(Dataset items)
━━━━━━━━

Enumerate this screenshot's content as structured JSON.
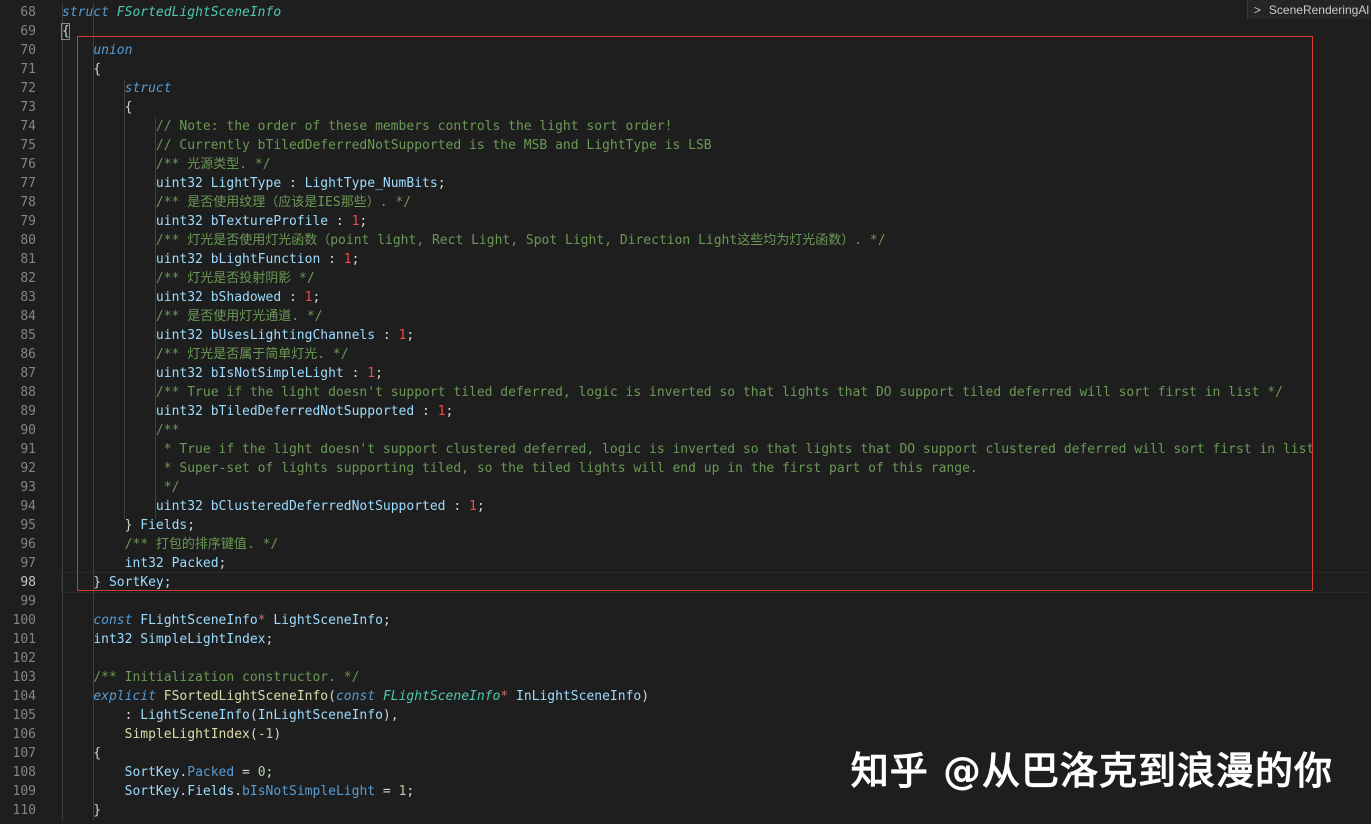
{
  "breadcrumb": {
    "chevron": ">",
    "label": "SceneRenderingAl"
  },
  "watermark": "知乎 @从巴洛克到浪漫的你",
  "colors": {
    "highlight_border": "#d33b2c",
    "background": "#1e1e1e"
  },
  "lines": [
    {
      "n": "68",
      "tokens": [
        [
          "kw",
          "struct"
        ],
        [
          "pn",
          " "
        ],
        [
          "ty",
          "FSortedLightSceneInfo"
        ]
      ]
    },
    {
      "n": "69",
      "tokens": [
        [
          "pn",
          "{"
        ]
      ]
    },
    {
      "n": "70",
      "tokens": [
        [
          "pn",
          "    "
        ],
        [
          "kw",
          "union"
        ]
      ]
    },
    {
      "n": "71",
      "tokens": [
        [
          "pn",
          "    {"
        ]
      ]
    },
    {
      "n": "72",
      "tokens": [
        [
          "pn",
          "        "
        ],
        [
          "kw",
          "struct"
        ]
      ]
    },
    {
      "n": "73",
      "tokens": [
        [
          "pn",
          "        {"
        ]
      ]
    },
    {
      "n": "74",
      "tokens": [
        [
          "pn",
          "            "
        ],
        [
          "cm",
          "// Note: the order of these members controls the light sort order!"
        ]
      ]
    },
    {
      "n": "75",
      "tokens": [
        [
          "pn",
          "            "
        ],
        [
          "cm",
          "// Currently bTiledDeferredNotSupported is the MSB and LightType is LSB"
        ]
      ]
    },
    {
      "n": "76",
      "tokens": [
        [
          "pn",
          "            "
        ],
        [
          "cm",
          "/** 光源类型. */"
        ]
      ]
    },
    {
      "n": "77",
      "tokens": [
        [
          "pn",
          "            "
        ],
        [
          "id",
          "uint32 LightType"
        ],
        [
          "pn",
          " : "
        ],
        [
          "id",
          "LightType_NumBits"
        ],
        [
          "pn",
          ";"
        ]
      ]
    },
    {
      "n": "78",
      "tokens": [
        [
          "pn",
          "            "
        ],
        [
          "cm",
          "/** 是否使用纹理（应该是IES那些）. */"
        ]
      ]
    },
    {
      "n": "79",
      "tokens": [
        [
          "pn",
          "            "
        ],
        [
          "id",
          "uint32 bTextureProfile"
        ],
        [
          "pn",
          " : "
        ],
        [
          "nm2",
          "1"
        ],
        [
          "pn",
          ";"
        ]
      ]
    },
    {
      "n": "80",
      "tokens": [
        [
          "pn",
          "            "
        ],
        [
          "cm",
          "/** 灯光是否使用灯光函数（point light, Rect Light, Spot Light, Direction Light这些均为灯光函数）. */"
        ]
      ]
    },
    {
      "n": "81",
      "tokens": [
        [
          "pn",
          "            "
        ],
        [
          "id",
          "uint32 bLightFunction"
        ],
        [
          "pn",
          " : "
        ],
        [
          "nm2",
          "1"
        ],
        [
          "pn",
          ";"
        ]
      ]
    },
    {
      "n": "82",
      "tokens": [
        [
          "pn",
          "            "
        ],
        [
          "cm",
          "/** 灯光是否投射阴影 */"
        ]
      ]
    },
    {
      "n": "83",
      "tokens": [
        [
          "pn",
          "            "
        ],
        [
          "id",
          "uint32 bShadowed"
        ],
        [
          "pn",
          " : "
        ],
        [
          "nm2",
          "1"
        ],
        [
          "pn",
          ";"
        ]
      ]
    },
    {
      "n": "84",
      "tokens": [
        [
          "pn",
          "            "
        ],
        [
          "cm",
          "/** 是否使用灯光通道. */"
        ]
      ]
    },
    {
      "n": "85",
      "tokens": [
        [
          "pn",
          "            "
        ],
        [
          "id",
          "uint32 bUsesLightingChannels"
        ],
        [
          "pn",
          " : "
        ],
        [
          "nm2",
          "1"
        ],
        [
          "pn",
          ";"
        ]
      ]
    },
    {
      "n": "86",
      "tokens": [
        [
          "pn",
          "            "
        ],
        [
          "cm",
          "/** 灯光是否属于简单灯光. */"
        ]
      ]
    },
    {
      "n": "87",
      "tokens": [
        [
          "pn",
          "            "
        ],
        [
          "id",
          "uint32 bIsNotSimpleLight"
        ],
        [
          "pn",
          " : "
        ],
        [
          "nm2",
          "1"
        ],
        [
          "pn",
          ";"
        ]
      ]
    },
    {
      "n": "88",
      "tokens": [
        [
          "pn",
          "            "
        ],
        [
          "cm",
          "/** True if the light doesn't support tiled deferred, logic is inverted so that lights that DO support tiled deferred will sort first in list */"
        ]
      ]
    },
    {
      "n": "89",
      "tokens": [
        [
          "pn",
          "            "
        ],
        [
          "id",
          "uint32 bTiledDeferredNotSupported"
        ],
        [
          "pn",
          " : "
        ],
        [
          "nm2",
          "1"
        ],
        [
          "pn",
          ";"
        ]
      ]
    },
    {
      "n": "90",
      "tokens": [
        [
          "pn",
          "            "
        ],
        [
          "cm",
          "/**"
        ]
      ]
    },
    {
      "n": "91",
      "tokens": [
        [
          "pn",
          "            "
        ],
        [
          "cm",
          " * True if the light doesn't support clustered deferred, logic is inverted so that lights that DO support clustered deferred will sort first in list"
        ]
      ]
    },
    {
      "n": "92",
      "tokens": [
        [
          "pn",
          "            "
        ],
        [
          "cm",
          " * Super-set of lights supporting tiled, so the tiled lights will end up in the first part of this range."
        ]
      ]
    },
    {
      "n": "93",
      "tokens": [
        [
          "pn",
          "            "
        ],
        [
          "cm",
          " */"
        ]
      ]
    },
    {
      "n": "94",
      "tokens": [
        [
          "pn",
          "            "
        ],
        [
          "id",
          "uint32 bClusteredDeferredNotSupported"
        ],
        [
          "pn",
          " : "
        ],
        [
          "nm2",
          "1"
        ],
        [
          "pn",
          ";"
        ]
      ]
    },
    {
      "n": "95",
      "tokens": [
        [
          "pn",
          "        } "
        ],
        [
          "id",
          "Fields"
        ],
        [
          "pn",
          ";"
        ]
      ]
    },
    {
      "n": "96",
      "tokens": [
        [
          "pn",
          "        "
        ],
        [
          "cm",
          "/** 打包的排序键值. */"
        ]
      ]
    },
    {
      "n": "97",
      "tokens": [
        [
          "pn",
          "        "
        ],
        [
          "id",
          "int32 Packed"
        ],
        [
          "pn",
          ";"
        ]
      ]
    },
    {
      "n": "98",
      "tokens": [
        [
          "pn",
          "    } "
        ],
        [
          "id",
          "SortKey"
        ],
        [
          "pn",
          ";"
        ]
      ],
      "current": true
    },
    {
      "n": "99",
      "tokens": []
    },
    {
      "n": "100",
      "tokens": [
        [
          "pn",
          "    "
        ],
        [
          "kw",
          "const"
        ],
        [
          "pn",
          " "
        ],
        [
          "id",
          "FLightSceneInfo"
        ],
        [
          "ptr",
          "*"
        ],
        [
          "pn",
          " "
        ],
        [
          "id",
          "LightSceneInfo"
        ],
        [
          "pn",
          ";"
        ]
      ]
    },
    {
      "n": "101",
      "tokens": [
        [
          "pn",
          "    "
        ],
        [
          "id",
          "int32 SimpleLightIndex"
        ],
        [
          "pn",
          ";"
        ]
      ]
    },
    {
      "n": "102",
      "tokens": []
    },
    {
      "n": "103",
      "tokens": [
        [
          "pn",
          "    "
        ],
        [
          "cm",
          "/** Initialization constructor. */"
        ]
      ]
    },
    {
      "n": "104",
      "tokens": [
        [
          "pn",
          "    "
        ],
        [
          "kw",
          "explicit"
        ],
        [
          "pn",
          " "
        ],
        [
          "fn",
          "FSortedLightSceneInfo"
        ],
        [
          "pn",
          "("
        ],
        [
          "kw",
          "const"
        ],
        [
          "pn",
          " "
        ],
        [
          "ty",
          "FLightSceneInfo"
        ],
        [
          "ptr",
          "*"
        ],
        [
          "pn",
          " "
        ],
        [
          "id",
          "InLightSceneInfo"
        ],
        [
          "pn",
          ")"
        ]
      ]
    },
    {
      "n": "105",
      "tokens": [
        [
          "pn",
          "        : "
        ],
        [
          "id",
          "LightSceneInfo"
        ],
        [
          "pn",
          "("
        ],
        [
          "id",
          "InLightSceneInfo"
        ],
        [
          "pn",
          "),"
        ]
      ]
    },
    {
      "n": "106",
      "tokens": [
        [
          "pn",
          "        "
        ],
        [
          "fn",
          "SimpleLightIndex"
        ],
        [
          "pn",
          "("
        ],
        [
          "nm",
          "-1"
        ],
        [
          "pn",
          ")"
        ]
      ]
    },
    {
      "n": "107",
      "tokens": [
        [
          "pn",
          "    {"
        ]
      ]
    },
    {
      "n": "108",
      "tokens": [
        [
          "pn",
          "        "
        ],
        [
          "id",
          "SortKey"
        ],
        [
          "pn",
          "."
        ],
        [
          "kwn",
          "Packed"
        ],
        [
          "pn",
          " = "
        ],
        [
          "nm",
          "0"
        ],
        [
          "pn",
          ";"
        ]
      ]
    },
    {
      "n": "109",
      "tokens": [
        [
          "pn",
          "        "
        ],
        [
          "id",
          "SortKey"
        ],
        [
          "pn",
          "."
        ],
        [
          "id",
          "Fields"
        ],
        [
          "pn",
          "."
        ],
        [
          "kwn",
          "bIsNotSimpleLight"
        ],
        [
          "pn",
          " = "
        ],
        [
          "nm",
          "1"
        ],
        [
          "pn",
          ";"
        ]
      ]
    },
    {
      "n": "110",
      "tokens": [
        [
          "pn",
          "    }"
        ]
      ]
    }
  ]
}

━━━━━━━━

To do ->
Search the preceding listing for the word "SimpleLightIndex" and pull out every line that holds it.

Output ->
          "int32 SimpleLightIndex"
          "SimpleLightIndex"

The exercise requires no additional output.